Only a number is wanted: how many lines of the entries include the string "Show"?

- - -

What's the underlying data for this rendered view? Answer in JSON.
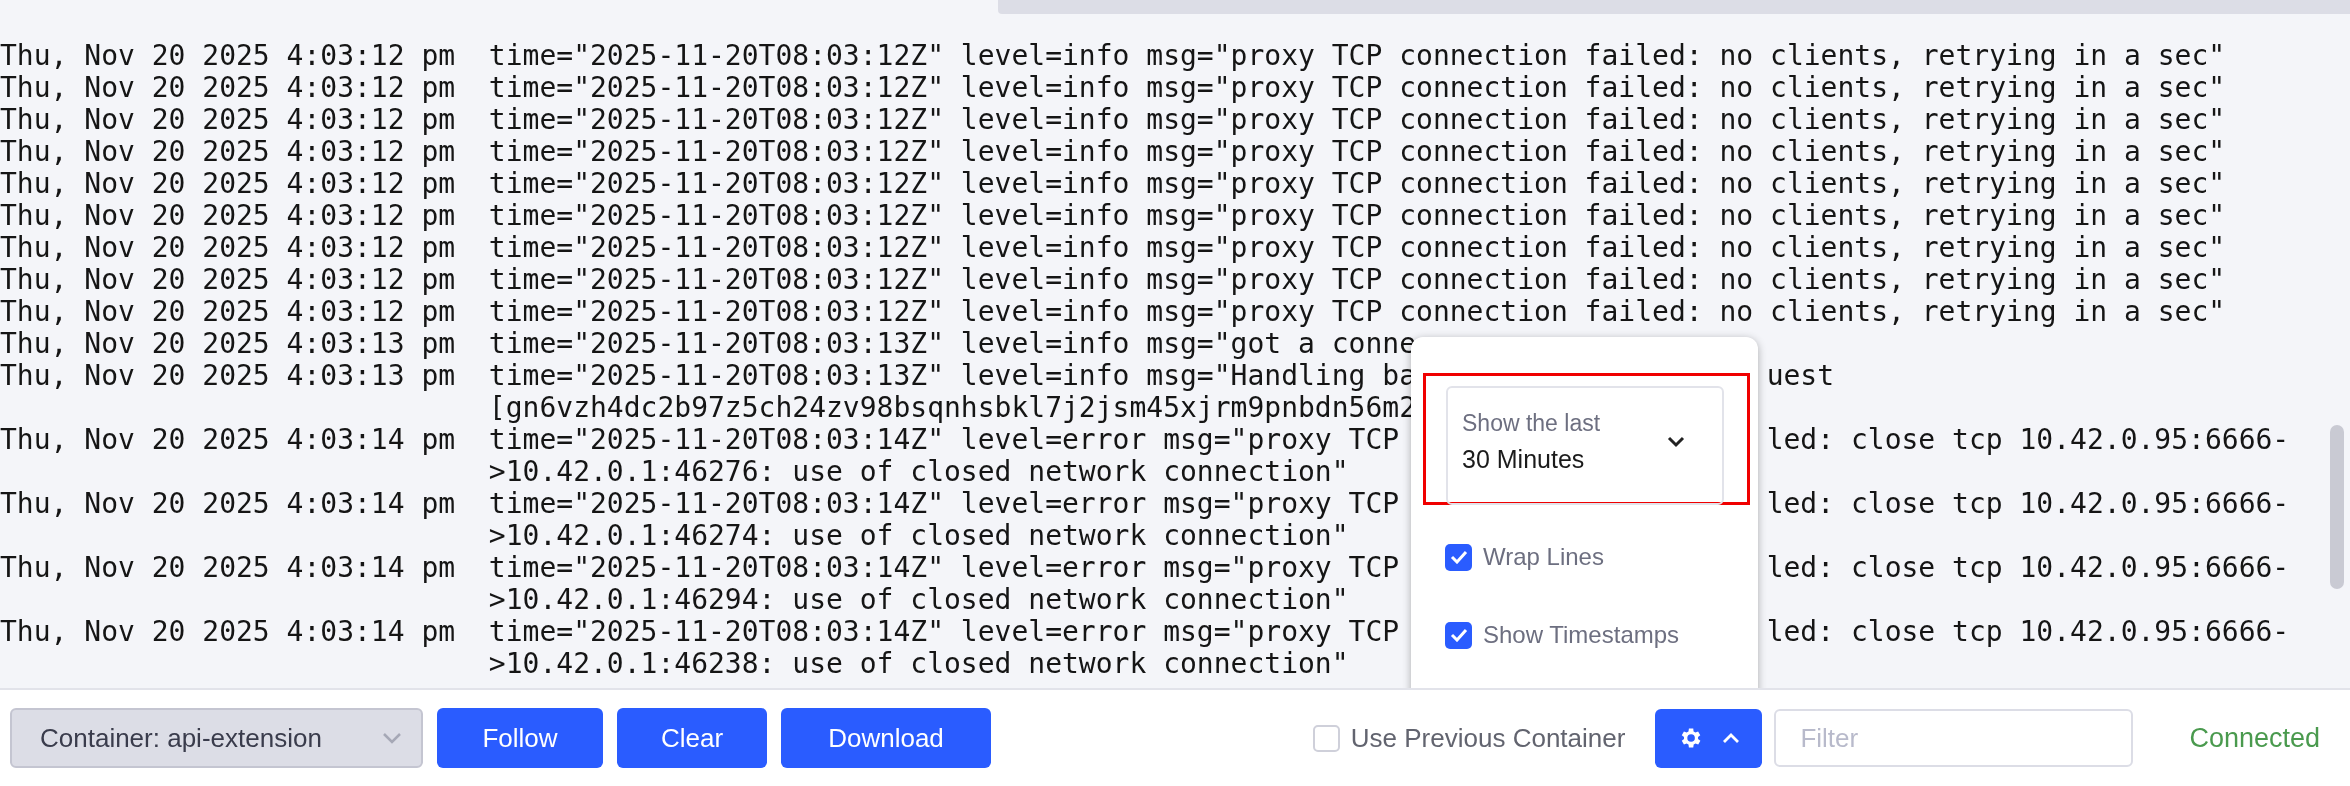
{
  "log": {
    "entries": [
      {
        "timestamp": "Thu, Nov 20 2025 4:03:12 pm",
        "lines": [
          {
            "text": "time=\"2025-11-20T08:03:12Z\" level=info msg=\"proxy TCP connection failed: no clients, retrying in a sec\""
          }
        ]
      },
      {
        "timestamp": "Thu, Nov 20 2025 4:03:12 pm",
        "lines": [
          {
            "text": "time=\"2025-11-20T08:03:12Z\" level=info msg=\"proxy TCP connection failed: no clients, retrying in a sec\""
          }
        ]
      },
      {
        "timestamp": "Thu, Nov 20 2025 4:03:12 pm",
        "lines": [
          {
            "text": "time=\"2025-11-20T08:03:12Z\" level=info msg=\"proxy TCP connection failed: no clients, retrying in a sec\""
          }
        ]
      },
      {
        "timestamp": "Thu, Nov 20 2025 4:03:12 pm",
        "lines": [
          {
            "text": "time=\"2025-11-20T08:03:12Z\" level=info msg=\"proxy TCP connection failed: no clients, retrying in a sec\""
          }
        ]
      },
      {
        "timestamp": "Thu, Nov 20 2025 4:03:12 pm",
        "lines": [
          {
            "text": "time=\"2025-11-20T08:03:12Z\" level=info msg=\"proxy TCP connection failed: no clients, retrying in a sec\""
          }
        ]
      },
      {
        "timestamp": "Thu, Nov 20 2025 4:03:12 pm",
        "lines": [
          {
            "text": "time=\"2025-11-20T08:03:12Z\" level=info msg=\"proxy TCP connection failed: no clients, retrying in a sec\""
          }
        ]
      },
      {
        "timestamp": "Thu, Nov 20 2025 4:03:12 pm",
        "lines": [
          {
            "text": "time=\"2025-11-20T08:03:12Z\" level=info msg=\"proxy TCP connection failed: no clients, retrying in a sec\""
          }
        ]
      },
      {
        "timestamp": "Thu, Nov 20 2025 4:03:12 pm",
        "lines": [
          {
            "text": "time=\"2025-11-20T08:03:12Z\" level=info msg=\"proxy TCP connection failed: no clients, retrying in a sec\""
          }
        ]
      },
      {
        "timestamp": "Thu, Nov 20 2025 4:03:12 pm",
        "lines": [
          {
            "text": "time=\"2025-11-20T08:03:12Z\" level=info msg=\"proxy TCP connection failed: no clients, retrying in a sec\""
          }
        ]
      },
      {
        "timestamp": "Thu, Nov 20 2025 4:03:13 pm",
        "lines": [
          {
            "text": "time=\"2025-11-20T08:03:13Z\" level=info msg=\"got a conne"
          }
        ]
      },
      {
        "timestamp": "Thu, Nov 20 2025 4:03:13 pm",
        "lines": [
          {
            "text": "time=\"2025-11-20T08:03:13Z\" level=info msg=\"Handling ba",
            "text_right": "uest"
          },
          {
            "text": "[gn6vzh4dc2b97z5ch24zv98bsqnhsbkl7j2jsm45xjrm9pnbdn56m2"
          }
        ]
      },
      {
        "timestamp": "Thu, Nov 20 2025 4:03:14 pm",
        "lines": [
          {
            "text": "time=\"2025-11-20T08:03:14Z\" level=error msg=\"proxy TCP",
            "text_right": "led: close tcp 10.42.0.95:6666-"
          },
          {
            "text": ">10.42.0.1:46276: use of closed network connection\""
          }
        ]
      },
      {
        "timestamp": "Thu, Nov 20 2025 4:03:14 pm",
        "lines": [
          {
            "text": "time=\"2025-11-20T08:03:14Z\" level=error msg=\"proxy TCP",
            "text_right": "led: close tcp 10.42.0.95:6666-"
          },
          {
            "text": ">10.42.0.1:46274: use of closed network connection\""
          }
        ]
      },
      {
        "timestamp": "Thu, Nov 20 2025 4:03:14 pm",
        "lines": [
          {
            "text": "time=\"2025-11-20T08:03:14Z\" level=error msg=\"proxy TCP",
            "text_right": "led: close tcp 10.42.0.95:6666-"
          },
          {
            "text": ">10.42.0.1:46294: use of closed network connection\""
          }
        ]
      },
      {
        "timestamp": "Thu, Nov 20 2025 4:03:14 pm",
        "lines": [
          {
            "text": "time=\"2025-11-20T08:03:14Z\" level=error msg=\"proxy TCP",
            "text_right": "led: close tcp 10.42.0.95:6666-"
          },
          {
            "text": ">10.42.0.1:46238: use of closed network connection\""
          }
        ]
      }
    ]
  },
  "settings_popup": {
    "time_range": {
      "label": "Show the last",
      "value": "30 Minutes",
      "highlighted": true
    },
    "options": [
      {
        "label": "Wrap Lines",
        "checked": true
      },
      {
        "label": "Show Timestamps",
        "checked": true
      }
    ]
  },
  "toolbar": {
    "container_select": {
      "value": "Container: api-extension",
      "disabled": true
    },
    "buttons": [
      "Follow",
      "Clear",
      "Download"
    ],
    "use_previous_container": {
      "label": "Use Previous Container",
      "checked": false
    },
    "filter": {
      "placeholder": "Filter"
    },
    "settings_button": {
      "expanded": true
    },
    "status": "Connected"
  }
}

- - -

Result of the task:
2